| Your task |
Output every entry exactly as given.

| Data supplied |
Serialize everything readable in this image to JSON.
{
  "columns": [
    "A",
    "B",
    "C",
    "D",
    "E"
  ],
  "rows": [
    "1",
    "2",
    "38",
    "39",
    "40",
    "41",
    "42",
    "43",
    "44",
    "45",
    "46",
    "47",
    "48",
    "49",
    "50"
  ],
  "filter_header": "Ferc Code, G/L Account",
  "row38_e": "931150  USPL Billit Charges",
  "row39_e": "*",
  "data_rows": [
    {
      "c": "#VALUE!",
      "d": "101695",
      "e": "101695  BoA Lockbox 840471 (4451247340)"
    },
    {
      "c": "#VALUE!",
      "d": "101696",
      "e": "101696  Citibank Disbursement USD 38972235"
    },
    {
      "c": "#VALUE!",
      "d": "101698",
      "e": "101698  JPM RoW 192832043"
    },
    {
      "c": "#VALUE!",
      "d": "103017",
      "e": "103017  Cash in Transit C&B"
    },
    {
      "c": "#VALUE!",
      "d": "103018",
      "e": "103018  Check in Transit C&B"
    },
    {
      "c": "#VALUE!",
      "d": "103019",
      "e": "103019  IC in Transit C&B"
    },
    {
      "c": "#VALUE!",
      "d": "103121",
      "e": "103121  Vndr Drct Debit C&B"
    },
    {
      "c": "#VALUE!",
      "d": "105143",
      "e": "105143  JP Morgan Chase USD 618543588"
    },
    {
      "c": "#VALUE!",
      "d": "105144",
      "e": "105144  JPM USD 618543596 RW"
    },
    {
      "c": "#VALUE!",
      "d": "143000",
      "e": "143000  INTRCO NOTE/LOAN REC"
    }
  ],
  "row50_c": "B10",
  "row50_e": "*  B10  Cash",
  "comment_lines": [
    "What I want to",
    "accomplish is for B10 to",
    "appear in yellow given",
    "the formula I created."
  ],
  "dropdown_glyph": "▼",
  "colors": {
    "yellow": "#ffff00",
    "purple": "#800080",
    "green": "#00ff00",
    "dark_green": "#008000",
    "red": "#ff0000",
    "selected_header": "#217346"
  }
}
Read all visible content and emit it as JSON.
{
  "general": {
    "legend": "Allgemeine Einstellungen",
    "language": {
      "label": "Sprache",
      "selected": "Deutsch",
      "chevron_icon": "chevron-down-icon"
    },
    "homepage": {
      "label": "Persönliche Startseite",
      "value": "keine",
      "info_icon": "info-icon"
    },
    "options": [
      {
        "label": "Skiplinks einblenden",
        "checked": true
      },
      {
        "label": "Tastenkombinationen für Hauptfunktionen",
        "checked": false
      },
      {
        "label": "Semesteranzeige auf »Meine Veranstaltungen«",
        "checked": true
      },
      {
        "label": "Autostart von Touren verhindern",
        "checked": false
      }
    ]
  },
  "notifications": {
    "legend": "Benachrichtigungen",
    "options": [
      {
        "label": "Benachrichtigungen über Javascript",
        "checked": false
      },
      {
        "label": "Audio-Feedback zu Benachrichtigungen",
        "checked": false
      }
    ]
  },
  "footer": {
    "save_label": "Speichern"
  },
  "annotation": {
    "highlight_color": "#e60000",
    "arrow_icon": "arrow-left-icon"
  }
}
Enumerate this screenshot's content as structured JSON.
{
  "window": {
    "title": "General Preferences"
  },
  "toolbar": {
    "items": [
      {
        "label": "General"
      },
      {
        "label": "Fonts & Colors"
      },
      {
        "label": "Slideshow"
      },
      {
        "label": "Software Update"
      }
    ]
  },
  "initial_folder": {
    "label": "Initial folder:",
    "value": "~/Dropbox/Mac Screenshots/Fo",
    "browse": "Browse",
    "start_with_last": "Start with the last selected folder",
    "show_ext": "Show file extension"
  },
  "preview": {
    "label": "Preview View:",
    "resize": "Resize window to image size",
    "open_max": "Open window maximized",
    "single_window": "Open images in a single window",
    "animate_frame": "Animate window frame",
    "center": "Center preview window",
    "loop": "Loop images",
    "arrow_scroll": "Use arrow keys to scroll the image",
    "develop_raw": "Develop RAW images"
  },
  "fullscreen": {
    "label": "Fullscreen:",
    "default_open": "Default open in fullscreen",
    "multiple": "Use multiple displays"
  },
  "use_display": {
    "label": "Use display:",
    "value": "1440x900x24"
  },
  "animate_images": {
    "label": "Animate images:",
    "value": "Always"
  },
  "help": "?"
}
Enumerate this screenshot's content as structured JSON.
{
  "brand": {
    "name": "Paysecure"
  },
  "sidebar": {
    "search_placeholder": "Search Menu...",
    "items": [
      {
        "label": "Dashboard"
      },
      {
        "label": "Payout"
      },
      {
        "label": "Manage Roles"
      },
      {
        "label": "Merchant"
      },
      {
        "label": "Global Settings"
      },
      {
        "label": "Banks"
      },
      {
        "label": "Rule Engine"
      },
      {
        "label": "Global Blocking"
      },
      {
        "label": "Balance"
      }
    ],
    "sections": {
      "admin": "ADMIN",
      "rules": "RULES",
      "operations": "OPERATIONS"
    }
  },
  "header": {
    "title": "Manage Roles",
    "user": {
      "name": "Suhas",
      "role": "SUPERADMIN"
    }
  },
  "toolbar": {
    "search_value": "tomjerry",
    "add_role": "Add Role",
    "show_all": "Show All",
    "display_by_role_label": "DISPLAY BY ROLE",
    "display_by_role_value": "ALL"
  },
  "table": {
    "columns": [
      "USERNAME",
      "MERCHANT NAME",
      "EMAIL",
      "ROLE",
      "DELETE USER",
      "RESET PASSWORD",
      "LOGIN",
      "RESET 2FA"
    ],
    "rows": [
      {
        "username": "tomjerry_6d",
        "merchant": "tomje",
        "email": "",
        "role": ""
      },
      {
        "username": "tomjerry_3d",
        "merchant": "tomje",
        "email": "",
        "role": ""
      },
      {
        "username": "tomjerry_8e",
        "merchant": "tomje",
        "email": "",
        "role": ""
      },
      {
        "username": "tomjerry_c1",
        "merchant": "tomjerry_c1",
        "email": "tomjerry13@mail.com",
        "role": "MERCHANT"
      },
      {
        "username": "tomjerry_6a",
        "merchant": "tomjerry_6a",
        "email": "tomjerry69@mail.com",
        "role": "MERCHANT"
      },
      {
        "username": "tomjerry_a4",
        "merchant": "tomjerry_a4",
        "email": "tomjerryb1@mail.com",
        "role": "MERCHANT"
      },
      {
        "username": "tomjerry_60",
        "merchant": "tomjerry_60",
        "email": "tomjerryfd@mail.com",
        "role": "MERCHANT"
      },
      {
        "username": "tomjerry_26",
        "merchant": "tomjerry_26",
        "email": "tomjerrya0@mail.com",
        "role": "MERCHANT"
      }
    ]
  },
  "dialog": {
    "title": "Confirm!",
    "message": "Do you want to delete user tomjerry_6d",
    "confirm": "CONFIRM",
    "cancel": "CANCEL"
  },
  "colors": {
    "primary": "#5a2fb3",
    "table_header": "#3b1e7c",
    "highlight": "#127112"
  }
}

| Correct output |
Serialize everything readable in this image to JSON.
{
  "columns": [
    "A",
    "B",
    "C",
    "D",
    "E"
  ],
  "rows": [
    "1",
    "2",
    "38",
    "39",
    "40",
    "41",
    "42",
    "43",
    "44",
    "45",
    "46",
    "47",
    "48",
    "49",
    "50"
  ],
  "filter_header": "Ferc Code, G/L Account",
  "row38_e": "931150  USPL Billit Charges",
  "row39_e": "*",
  "data_rows": [
    {
      "c": "#VALUE!",
      "d": "101695",
      "e": "101695  BoA Lockbox 840471 (4451247340)"
    },
    {
      "c": "#VALUE!",
      "d": "101696",
      "e": "101696  Citibank Disbursement USD 38972235"
    },
    {
      "c": "#VALUE!",
      "d": "101698",
      "e": "101698  JPM RoW 192832043"
    },
    {
      "c": "#VALUE!",
      "d": "103017",
      "e": "103017  Cash in Transit C&B"
    },
    {
      "c": "#VALUE!",
      "d": "103018",
      "e": "103018  Check in Transit C&B"
    },
    {
      "c": "#VALUE!",
      "d": "103019",
      "e": "103019  IC in Transit C&B"
    },
    {
      "c": "#VALUE!",
      "d": "103121",
      "e": "103121  Vndr Drct Debit C&B"
    },
    {
      "c": "#VALUE!",
      "d": "105143",
      "e": "105143  JP Morgan Chase USD 618543588"
    },
    {
      "c": "#VALUE!",
      "d": "105144",
      "e": "105144  JPM USD 618543596 RW"
    },
    {
      "c": "#VALUE!",
      "d": "143000",
      "e": "143000  INTRCO NOTE/LOAN REC"
    }
  ],
  "row50_c": "B10",
  "row50_e": "*  B10  Cash",
  "comment_lines": [
    "What I want to",
    "accomplish is for B10 to",
    "appear in yellow given",
    "the formula I created."
  ],
  "dropdown_glyph": "▼",
  "colors": {
    "yellow": "#ffff00",
    "purple": "#800080",
    "green": "#00ff00",
    "dark_green": "#008000",
    "red": "#ff0000",
    "selected_header": "#217346"
  }
}
Read all visible content and emit it as JSON.
{
  "general": {
    "legend": "Allgemeine Einstellungen",
    "language": {
      "label": "Sprache",
      "selected": "Deutsch",
      "chevron_icon": "chevron-down-icon"
    },
    "homepage": {
      "label": "Persönliche Startseite",
      "value": "keine",
      "info_icon": "info-icon"
    },
    "options": [
      {
        "label": "Skiplinks einblenden",
        "checked": true
      },
      {
        "label": "Tastenkombinationen für Hauptfunktionen",
        "checked": false
      },
      {
        "label": "Semesteranzeige auf »Meine Veranstaltungen«",
        "checked": true
      },
      {
        "label": "Autostart von Touren verhindern",
        "checked": false
      }
    ]
  },
  "notifications": {
    "legend": "Benachrichtigungen",
    "options": [
      {
        "label": "Benachrichtigungen über Javascript",
        "checked": false
      },
      {
        "label": "Audio-Feedback zu Benachrichtigungen",
        "checked": false
      }
    ]
  },
  "footer": {
    "save_label": "Speichern"
  },
  "annotation": {
    "highlight_color": "#e60000",
    "arrow_icon": "arrow-left-icon"
  }
}
Enumerate this screenshot's content as structured JSON.
{
  "window": {
    "title": "General Preferences"
  },
  "toolbar": {
    "items": [
      {
        "label": "General"
      },
      {
        "label": "Fonts & Colors"
      },
      {
        "label": "Slideshow"
      },
      {
        "label": "Software Update"
      }
    ]
  },
  "initial_folder": {
    "label": "Initial folder:",
    "value": "~/Dropbox/Mac Screenshots/Fo",
    "browse": "Browse",
    "start_with_last": "Start with the last selected folder",
    "show_ext": "Show file extension"
  },
  "preview": {
    "label": "Preview View:",
    "resize": "Resize window to image size",
    "open_max": "Open window maximized",
    "single_window": "Open images in a single window",
    "animate_frame": "Animate window frame",
    "center": "Center preview window",
    "loop": "Loop images",
    "arrow_scroll": "Use arrow keys to scroll the image",
    "develop_raw": "Develop RAW images"
  },
  "fullscreen": {
    "label": "Fullscreen:",
    "default_open": "Default open in fullscreen",
    "multiple": "Use multiple displays"
  },
  "use_display": {
    "label": "Use display:",
    "value": "1440x900x24"
  },
  "animate_images": {
    "label": "Animate images:",
    "value": "Always"
  },
  "help": "?"
}
Enumerate this screenshot's content as structured JSON.
{
  "brand": {
    "name": "Paysecure"
  },
  "sidebar": {
    "search_placeholder": "Search Menu...",
    "items": [
      {
        "label": "Dashboard"
      },
      {
        "label": "Payout"
      },
      {
        "label": "Manage Roles"
      },
      {
        "label": "Merchant"
      },
      {
        "label": "Global Settings"
      },
      {
        "label": "Banks"
      },
      {
        "label": "Rule Engine"
      },
      {
        "label": "Global Blocking"
      },
      {
        "label": "Balance"
      }
    ],
    "sections": {
      "admin": "ADMIN",
      "rules": "RULES",
      "operations": "OPERATIONS"
    }
  },
  "header": {
    "title": "Manage Roles",
    "user": {
      "name": "Suhas",
      "role": "SUPERADMIN"
    }
  },
  "toolbar": {
    "search_value": "tomjerry",
    "add_role": "Add Role",
    "show_all": "Show All",
    "display_by_role_label": "DISPLAY BY ROLE",
    "display_by_role_value": "ALL"
  },
  "table": {
    "columns": [
      "USERNAME",
      "MERCHANT NAME",
      "EMAIL",
      "ROLE",
      "DELETE USER",
      "RESET PASSWORD",
      "LOGIN",
      "RESET 2FA"
    ],
    "rows": [
      {
        "username": "tomjerry_6d",
        "merchant": "tomje",
        "email": "",
        "role": ""
      },
      {
        "username": "tomjerry_3d",
        "merchant": "tomje",
        "email": "",
        "role": ""
      },
      {
        "username": "tomjerry_8e",
        "merchant": "tomje",
        "email": "",
        "role": ""
      },
      {
        "username": "tomjerry_c1",
        "merchant": "tomjerry_c1",
        "email": "tomjerry13@mail.com",
        "role": "MERCHANT"
      },
      {
        "username": "tomjerry_6a",
        "merchant": "tomjerry_6a",
        "email": "tomjerry69@mail.com",
        "role": "MERCHANT"
      },
      {
        "username": "tomjerry_a4",
        "merchant": "tomjerry_a4",
        "email": "tomjerryb1@mail.com",
        "role": "MERCHANT"
      },
      {
        "username": "tomjerry_60",
        "merchant": "tomjerry_60",
        "email": "tomjerryfd@mail.com",
        "role": "MERCHANT"
      },
      {
        "username": "tomjerry_26",
        "merchant": "tomjerry_26",
        "email": "tomjerrya0@mail.com",
        "role": "MERCHANT"
      }
    ]
  },
  "dialog": {
    "title": "Confirm!",
    "message": "Do you want to delete user tomjerry_6d",
    "confirm": "CONFIRM",
    "cancel": "CANCEL"
  },
  "colors": {
    "primary": "#5a2fb3",
    "table_header": "#3b1e7c",
    "highlight": "#127112"
  }
}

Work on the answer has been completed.